### Records shown ###
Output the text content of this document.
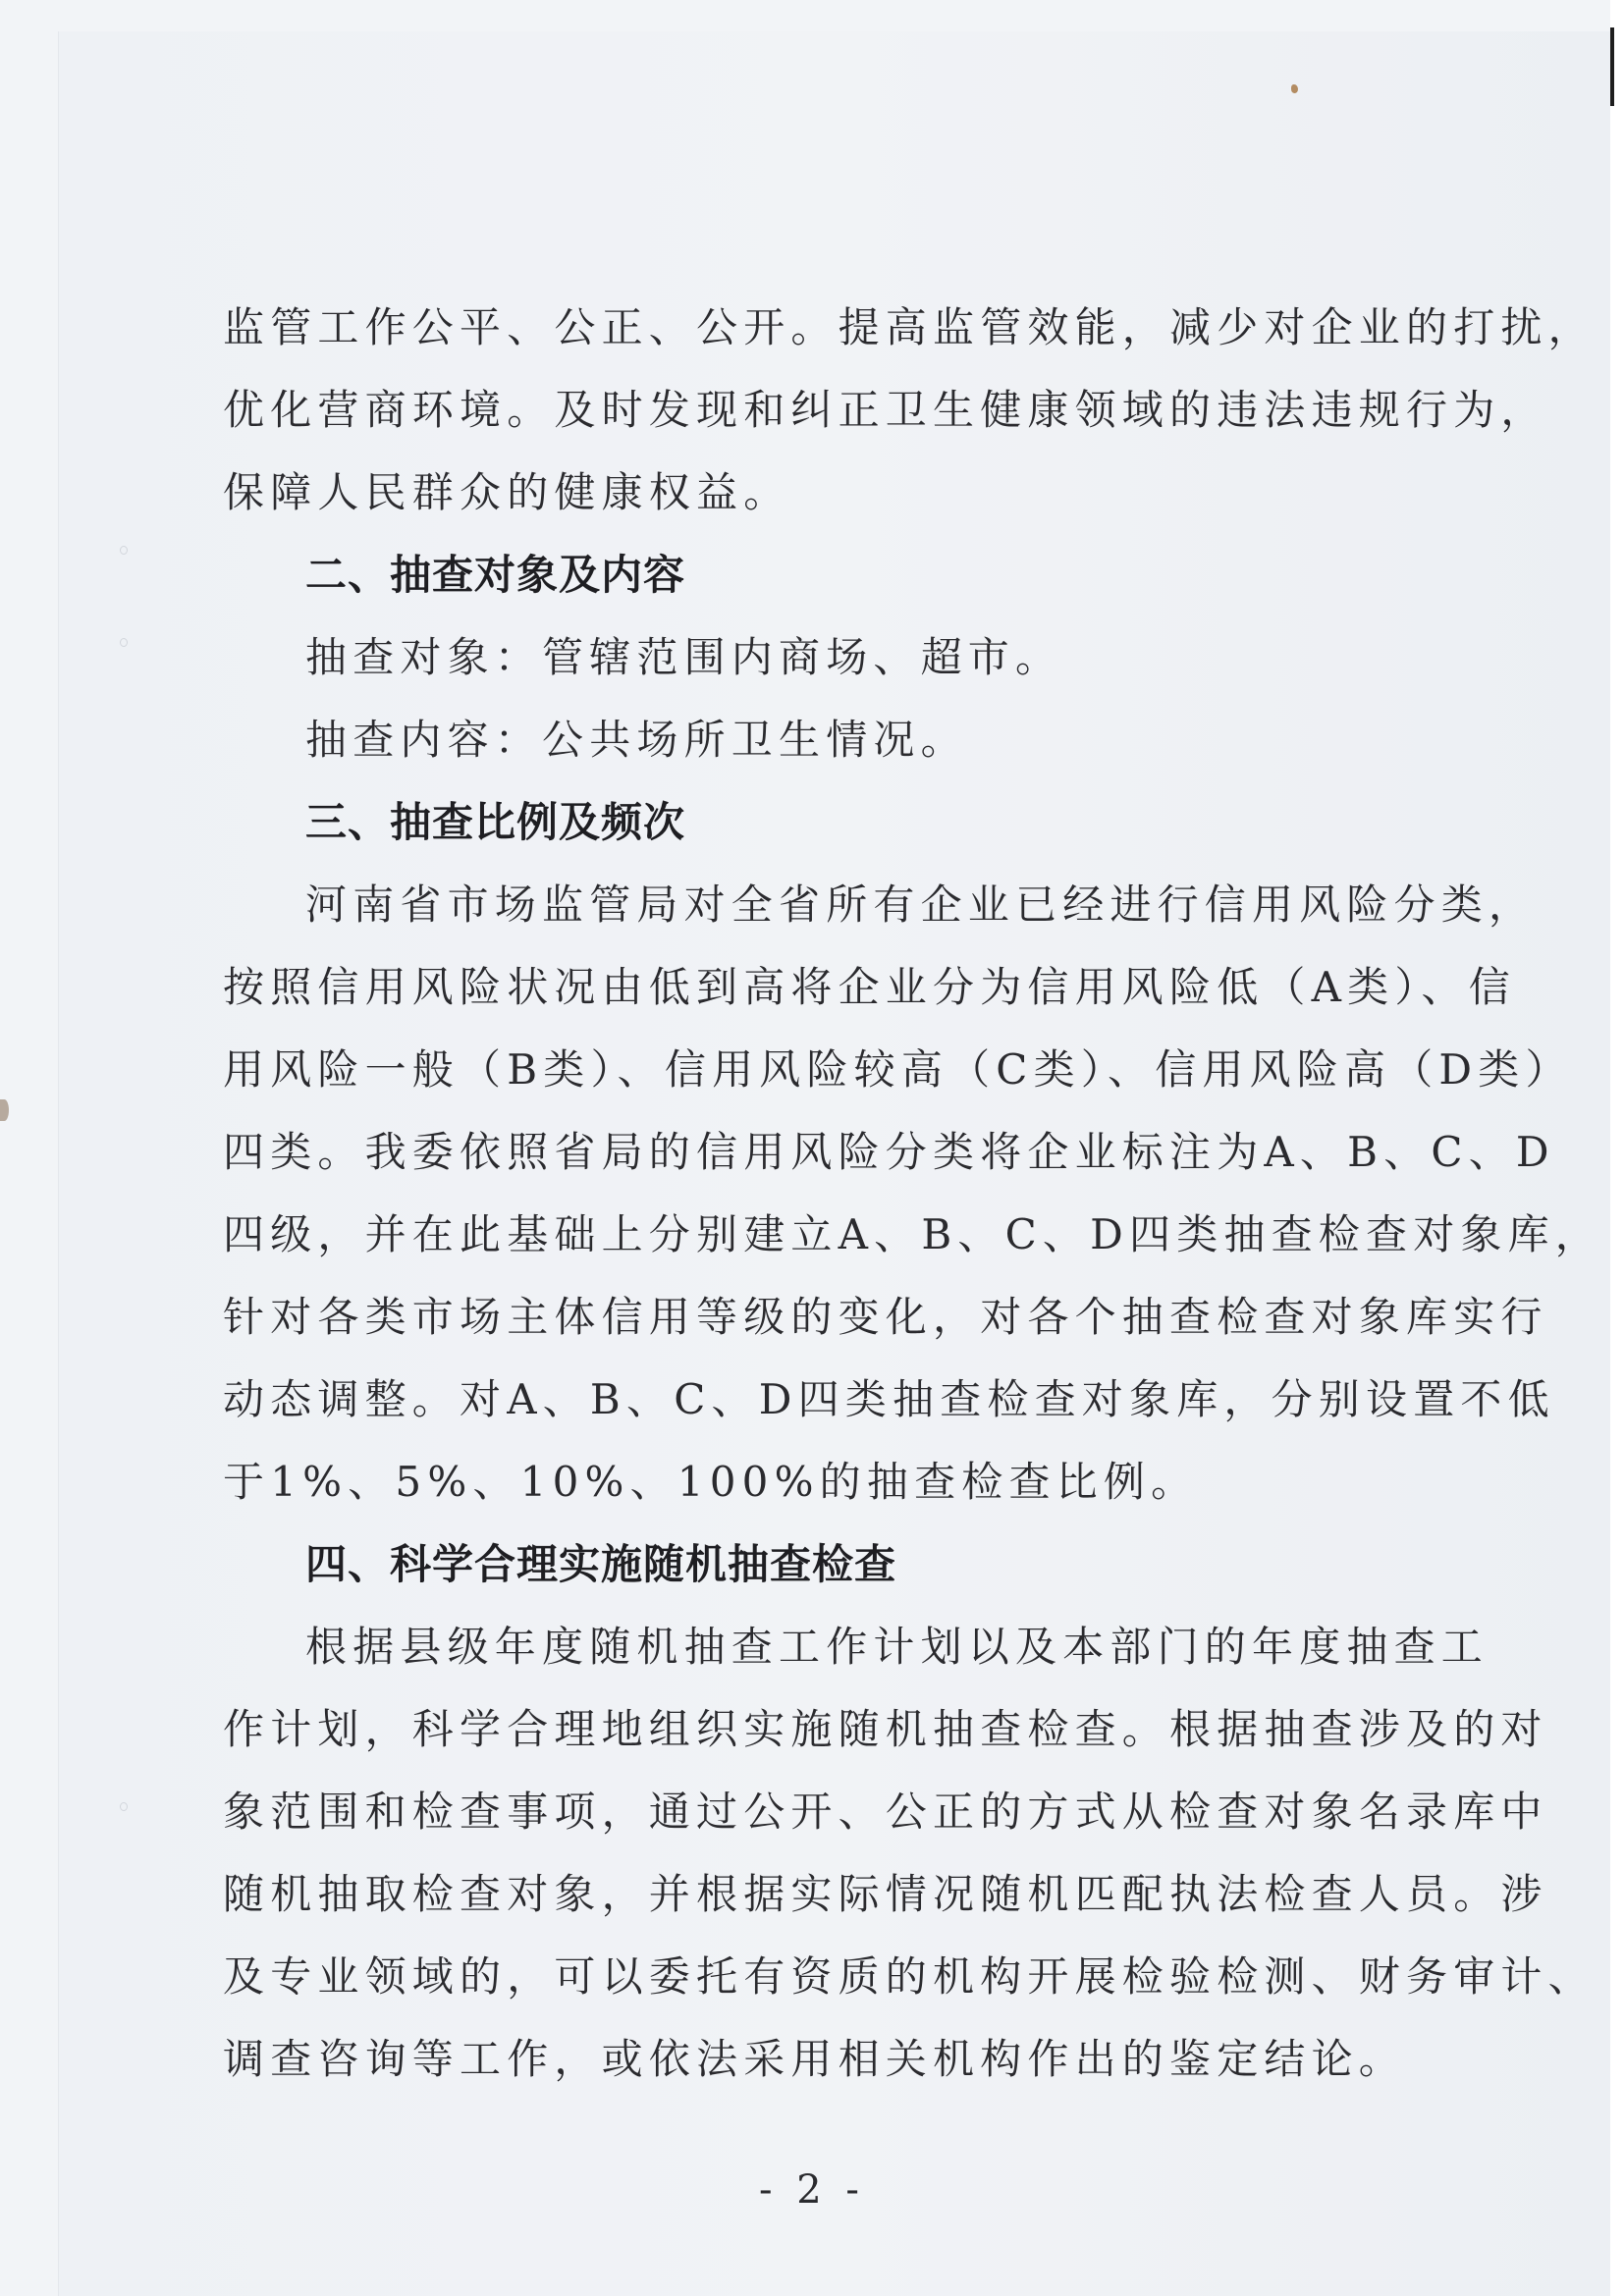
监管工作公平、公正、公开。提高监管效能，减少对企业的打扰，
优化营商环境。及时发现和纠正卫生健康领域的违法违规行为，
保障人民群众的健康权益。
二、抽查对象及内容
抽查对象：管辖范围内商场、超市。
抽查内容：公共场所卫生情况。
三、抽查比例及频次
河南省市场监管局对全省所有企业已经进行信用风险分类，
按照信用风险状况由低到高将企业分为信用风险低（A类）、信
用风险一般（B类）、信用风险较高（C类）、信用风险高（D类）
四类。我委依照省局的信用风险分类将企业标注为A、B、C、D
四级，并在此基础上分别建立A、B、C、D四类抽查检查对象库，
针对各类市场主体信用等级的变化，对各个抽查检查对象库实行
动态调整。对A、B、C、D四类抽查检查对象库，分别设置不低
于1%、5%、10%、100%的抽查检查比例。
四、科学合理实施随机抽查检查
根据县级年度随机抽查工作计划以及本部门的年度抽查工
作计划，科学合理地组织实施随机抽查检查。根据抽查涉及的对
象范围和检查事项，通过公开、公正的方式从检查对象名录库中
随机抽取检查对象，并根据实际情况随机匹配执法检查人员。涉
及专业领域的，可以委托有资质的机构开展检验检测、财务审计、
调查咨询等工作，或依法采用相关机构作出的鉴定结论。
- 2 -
###
### Records shown ###
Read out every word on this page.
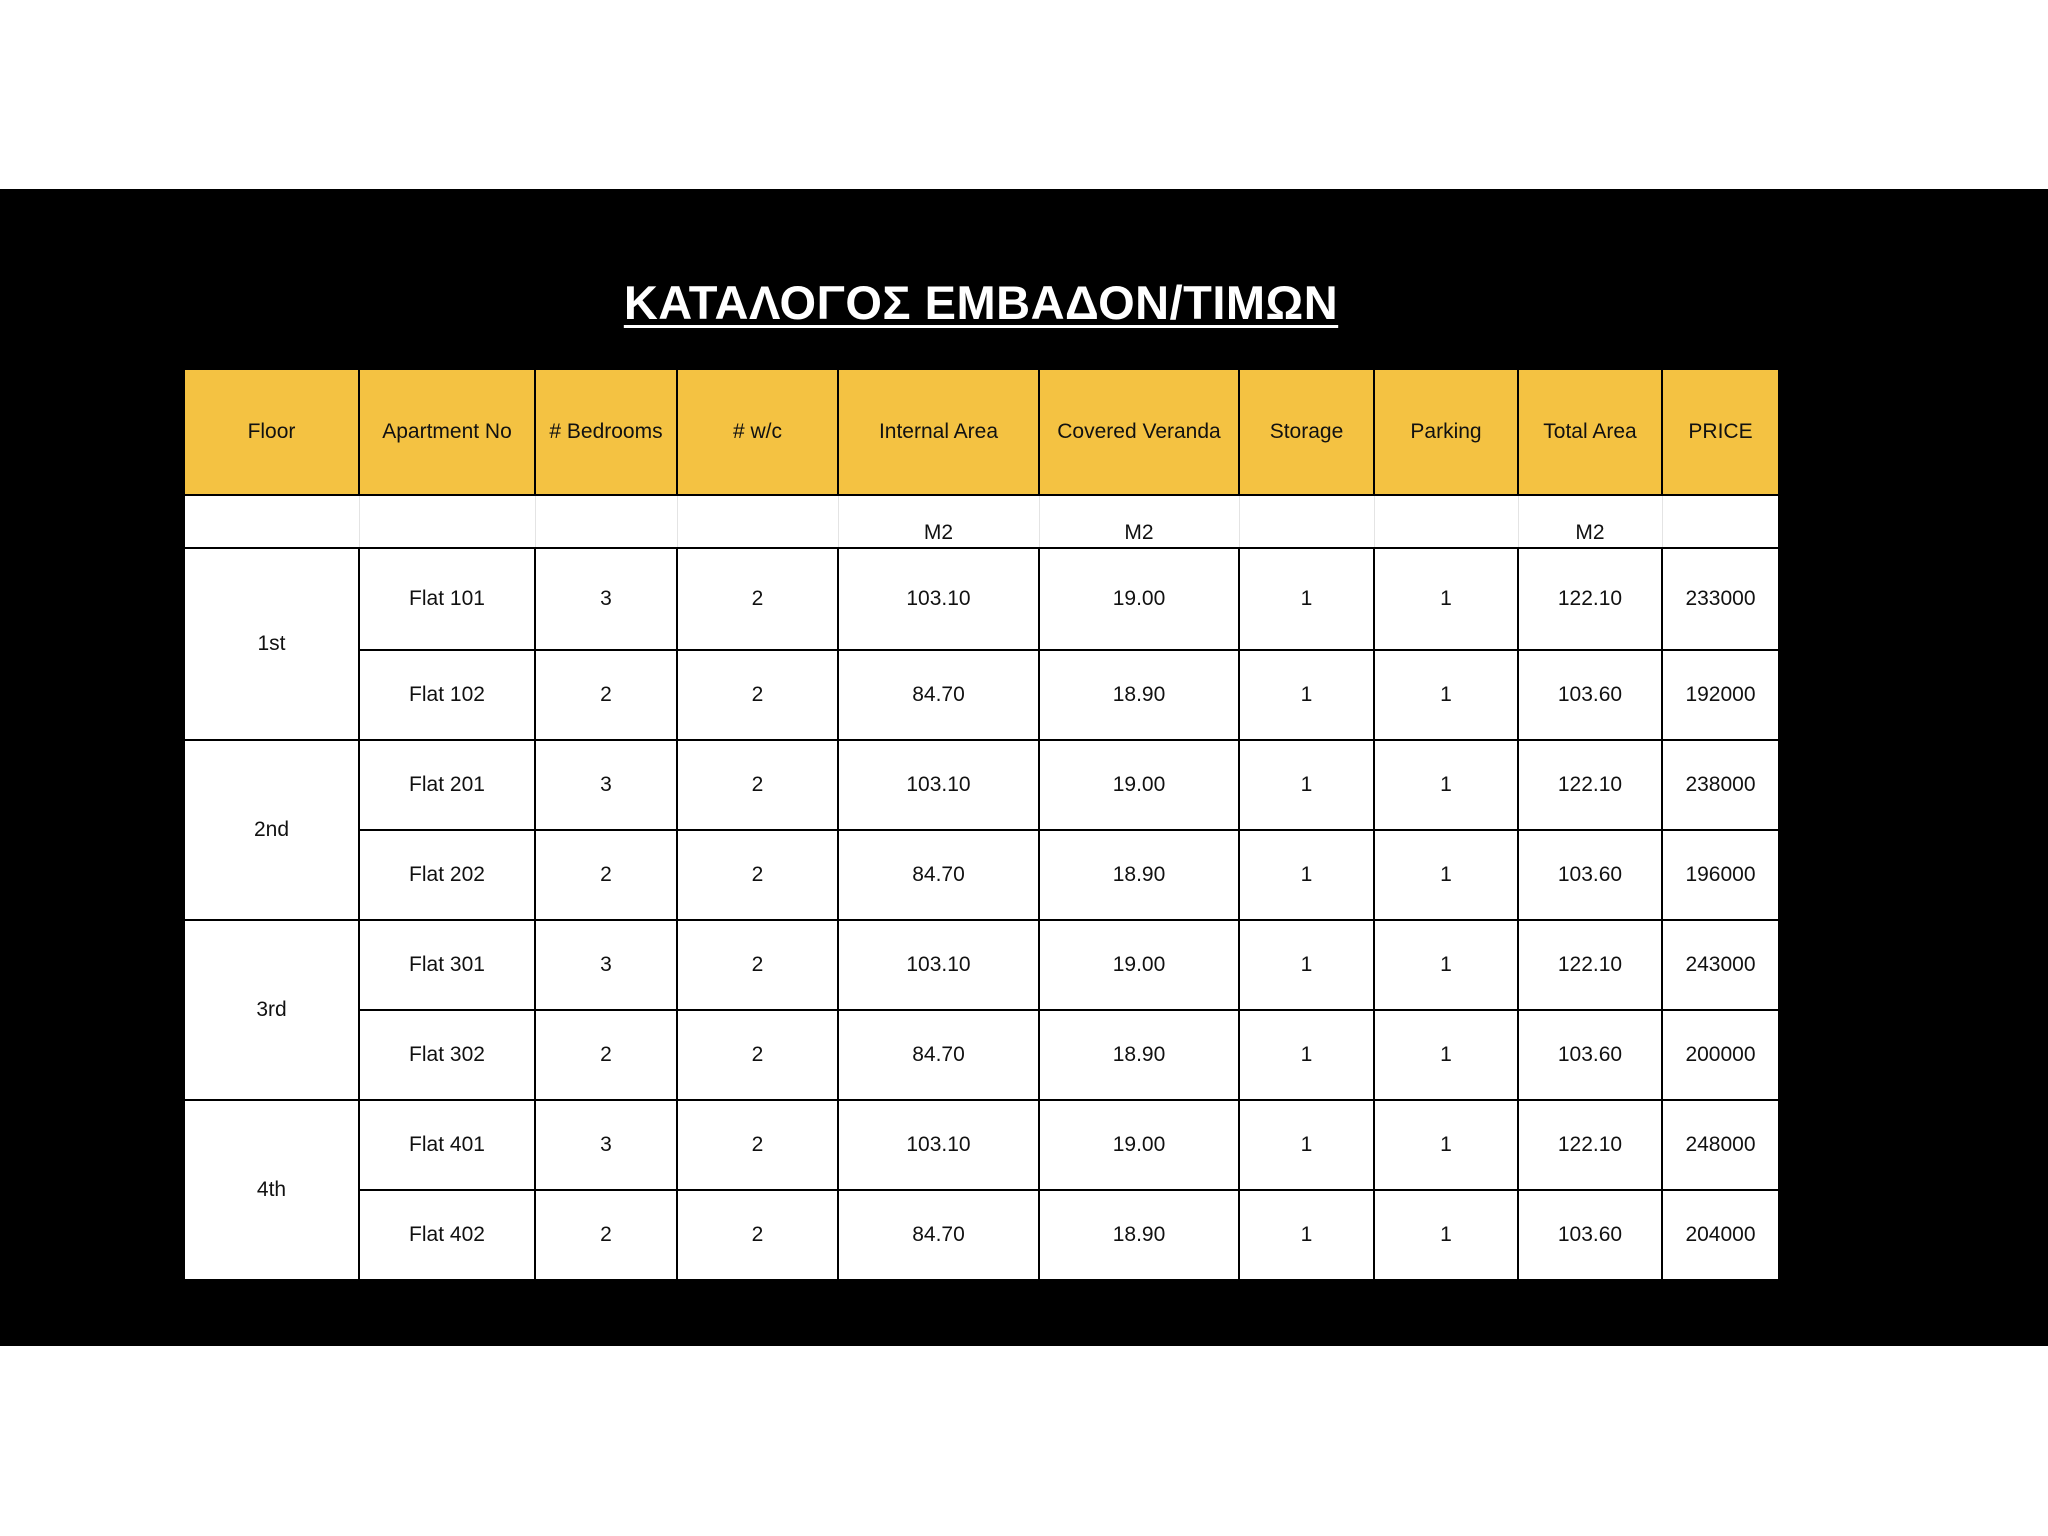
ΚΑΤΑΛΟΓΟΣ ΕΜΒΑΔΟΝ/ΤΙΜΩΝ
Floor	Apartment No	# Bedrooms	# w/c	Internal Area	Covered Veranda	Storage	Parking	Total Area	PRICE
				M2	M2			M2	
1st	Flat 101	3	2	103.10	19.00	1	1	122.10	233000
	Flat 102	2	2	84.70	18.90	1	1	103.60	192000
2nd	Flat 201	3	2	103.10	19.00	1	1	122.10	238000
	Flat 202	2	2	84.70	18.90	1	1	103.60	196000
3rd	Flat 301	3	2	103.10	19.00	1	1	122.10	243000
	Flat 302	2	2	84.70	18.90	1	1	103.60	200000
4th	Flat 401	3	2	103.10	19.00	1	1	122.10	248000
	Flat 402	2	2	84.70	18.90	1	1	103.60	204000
###
### Records shown ###
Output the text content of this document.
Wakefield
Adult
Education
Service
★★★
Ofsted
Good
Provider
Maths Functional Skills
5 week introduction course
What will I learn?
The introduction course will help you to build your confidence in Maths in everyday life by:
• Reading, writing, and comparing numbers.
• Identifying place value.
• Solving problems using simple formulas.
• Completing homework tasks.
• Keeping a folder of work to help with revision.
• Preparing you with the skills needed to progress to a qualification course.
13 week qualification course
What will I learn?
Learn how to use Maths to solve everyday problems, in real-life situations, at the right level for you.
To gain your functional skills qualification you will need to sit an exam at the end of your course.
###
## Task goal
Report how many lines of the entries hold the word "help". Nothing else is needed.

## Result of this task
2